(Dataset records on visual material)
═══

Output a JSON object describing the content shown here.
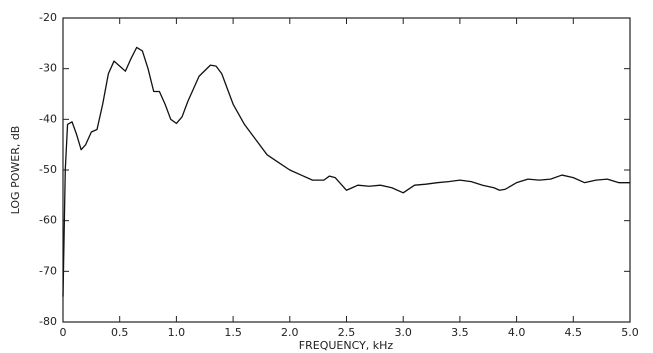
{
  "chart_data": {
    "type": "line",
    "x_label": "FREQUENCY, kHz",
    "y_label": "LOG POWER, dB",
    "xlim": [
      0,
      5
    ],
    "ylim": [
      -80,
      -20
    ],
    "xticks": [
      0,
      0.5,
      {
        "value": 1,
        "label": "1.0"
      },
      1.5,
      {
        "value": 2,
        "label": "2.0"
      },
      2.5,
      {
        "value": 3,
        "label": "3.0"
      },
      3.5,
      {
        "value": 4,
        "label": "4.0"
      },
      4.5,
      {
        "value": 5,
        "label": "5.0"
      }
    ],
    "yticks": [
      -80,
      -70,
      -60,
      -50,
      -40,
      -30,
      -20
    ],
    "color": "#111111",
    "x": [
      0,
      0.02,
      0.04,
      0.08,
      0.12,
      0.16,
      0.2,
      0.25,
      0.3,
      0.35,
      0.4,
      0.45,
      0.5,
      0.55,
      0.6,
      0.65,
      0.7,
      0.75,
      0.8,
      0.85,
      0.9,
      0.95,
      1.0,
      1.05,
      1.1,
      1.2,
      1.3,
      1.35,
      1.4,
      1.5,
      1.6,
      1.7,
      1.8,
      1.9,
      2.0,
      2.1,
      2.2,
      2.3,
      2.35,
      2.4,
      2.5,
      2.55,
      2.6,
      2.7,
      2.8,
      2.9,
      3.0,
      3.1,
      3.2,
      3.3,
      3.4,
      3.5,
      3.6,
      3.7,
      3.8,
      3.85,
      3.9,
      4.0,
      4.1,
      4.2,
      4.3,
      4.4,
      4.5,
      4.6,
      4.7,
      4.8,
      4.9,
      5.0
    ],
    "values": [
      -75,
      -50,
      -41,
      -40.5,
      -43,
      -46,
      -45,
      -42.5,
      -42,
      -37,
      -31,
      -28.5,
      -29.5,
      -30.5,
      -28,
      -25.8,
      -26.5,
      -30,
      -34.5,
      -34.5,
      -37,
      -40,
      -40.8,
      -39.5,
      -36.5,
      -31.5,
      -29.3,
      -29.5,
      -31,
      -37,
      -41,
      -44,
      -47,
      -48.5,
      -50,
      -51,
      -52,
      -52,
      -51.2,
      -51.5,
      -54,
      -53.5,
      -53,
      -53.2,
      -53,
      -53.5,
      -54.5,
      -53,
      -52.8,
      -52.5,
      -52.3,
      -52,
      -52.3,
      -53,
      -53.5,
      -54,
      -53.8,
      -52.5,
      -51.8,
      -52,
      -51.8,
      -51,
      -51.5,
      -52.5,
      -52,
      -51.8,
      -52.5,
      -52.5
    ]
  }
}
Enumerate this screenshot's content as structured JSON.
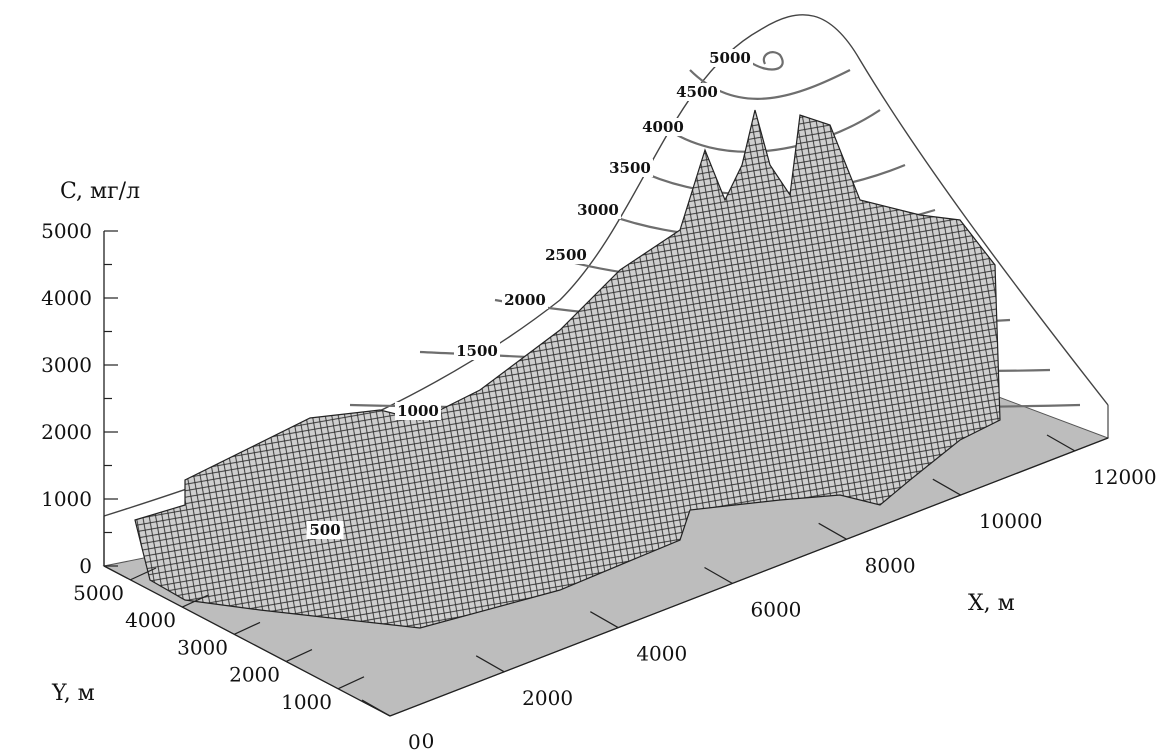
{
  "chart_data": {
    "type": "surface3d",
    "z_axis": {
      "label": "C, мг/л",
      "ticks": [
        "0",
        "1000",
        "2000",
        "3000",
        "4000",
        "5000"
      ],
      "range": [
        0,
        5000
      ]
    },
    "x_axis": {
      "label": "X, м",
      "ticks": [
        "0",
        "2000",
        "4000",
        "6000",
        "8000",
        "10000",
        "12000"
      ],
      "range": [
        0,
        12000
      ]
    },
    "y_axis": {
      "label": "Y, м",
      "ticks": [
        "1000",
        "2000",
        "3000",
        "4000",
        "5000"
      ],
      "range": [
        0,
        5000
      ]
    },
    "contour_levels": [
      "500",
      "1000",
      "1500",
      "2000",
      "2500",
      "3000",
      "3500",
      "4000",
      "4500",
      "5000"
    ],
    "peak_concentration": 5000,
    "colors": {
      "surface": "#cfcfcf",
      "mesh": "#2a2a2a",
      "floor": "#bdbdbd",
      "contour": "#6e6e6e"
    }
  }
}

═══

▸ **What this task involves**: Skip every picture and transcribe the data above exactly.

▸ **Result for this exercise**:
Output a JSON object describing the content shown here.
{
  "chart_data": {
    "type": "line",
    "x_label": "FREQUENCY, kHz",
    "y_label": "LOG POWER, dB",
    "xlim": [
      0,
      5
    ],
    "ylim": [
      -80,
      -20
    ],
    "xticks": [
      0,
      0.5,
      {
        "value": 1,
        "label": "1.0"
      },
      1.5,
      {
        "value": 2,
        "label": "2.0"
      },
      2.5,
      {
        "value": 3,
        "label": "3.0"
      },
      3.5,
      {
        "value": 4,
        "label": "4.0"
      },
      4.5,
      {
        "value": 5,
        "label": "5.0"
      }
    ],
    "yticks": [
      -80,
      -70,
      -60,
      -50,
      -40,
      -30,
      -20
    ],
    "color": "#111111",
    "x": [
      0,
      0.02,
      0.04,
      0.08,
      0.12,
      0.16,
      0.2,
      0.25,
      0.3,
      0.35,
      0.4,
      0.45,
      0.5,
      0.55,
      0.6,
      0.65,
      0.7,
      0.75,
      0.8,
      0.85,
      0.9,
      0.95,
      1.0,
      1.05,
      1.1,
      1.2,
      1.3,
      1.35,
      1.4,
      1.5,
      1.6,
      1.7,
      1.8,
      1.9,
      2.0,
      2.1,
      2.2,
      2.3,
      2.35,
      2.4,
      2.5,
      2.55,
      2.6,
      2.7,
      2.8,
      2.9,
      3.0,
      3.1,
      3.2,
      3.3,
      3.4,
      3.5,
      3.6,
      3.7,
      3.8,
      3.85,
      3.9,
      4.0,
      4.1,
      4.2,
      4.3,
      4.4,
      4.5,
      4.6,
      4.7,
      4.8,
      4.9,
      5.0
    ],
    "values": [
      -75,
      -50,
      -41,
      -40.5,
      -43,
      -46,
      -45,
      -42.5,
      -42,
      -37,
      -31,
      -28.5,
      -29.5,
      -30.5,
      -28,
      -25.8,
      -26.5,
      -30,
      -34.5,
      -34.5,
      -37,
      -40,
      -40.8,
      -39.5,
      -36.5,
      -31.5,
      -29.3,
      -29.5,
      -31,
      -37,
      -41,
      -44,
      -47,
      -48.5,
      -50,
      -51,
      -52,
      -52,
      -51.2,
      -51.5,
      -54,
      -53.5,
      -53,
      -53.2,
      -53,
      -53.5,
      -54.5,
      -53,
      -52.8,
      -52.5,
      -52.3,
      -52,
      -52.3,
      -53,
      -53.5,
      -54,
      -53.8,
      -52.5,
      -51.8,
      -52,
      -51.8,
      -51,
      -51.5,
      -52.5,
      -52,
      -51.8,
      -52.5,
      -52.5
    ]
  }
}
Enumerate this screenshot's content as structured JSON.
{
  "chart_data": {
    "type": "surface3d",
    "z_axis": {
      "label": "C, мг/л",
      "ticks": [
        "0",
        "1000",
        "2000",
        "3000",
        "4000",
        "5000"
      ],
      "range": [
        0,
        5000
      ]
    },
    "x_axis": {
      "label": "X, м",
      "ticks": [
        "0",
        "2000",
        "4000",
        "6000",
        "8000",
        "10000",
        "12000"
      ],
      "range": [
        0,
        12000
      ]
    },
    "y_axis": {
      "label": "Y, м",
      "ticks": [
        "1000",
        "2000",
        "3000",
        "4000",
        "5000"
      ],
      "range": [
        0,
        5000
      ]
    },
    "contour_levels": [
      "500",
      "1000",
      "1500",
      "2000",
      "2500",
      "3000",
      "3500",
      "4000",
      "4500",
      "5000"
    ],
    "peak_concentration": 5000,
    "colors": {
      "surface": "#cfcfcf",
      "mesh": "#2a2a2a",
      "floor": "#bdbdbd",
      "contour": "#6e6e6e"
    }
  }
}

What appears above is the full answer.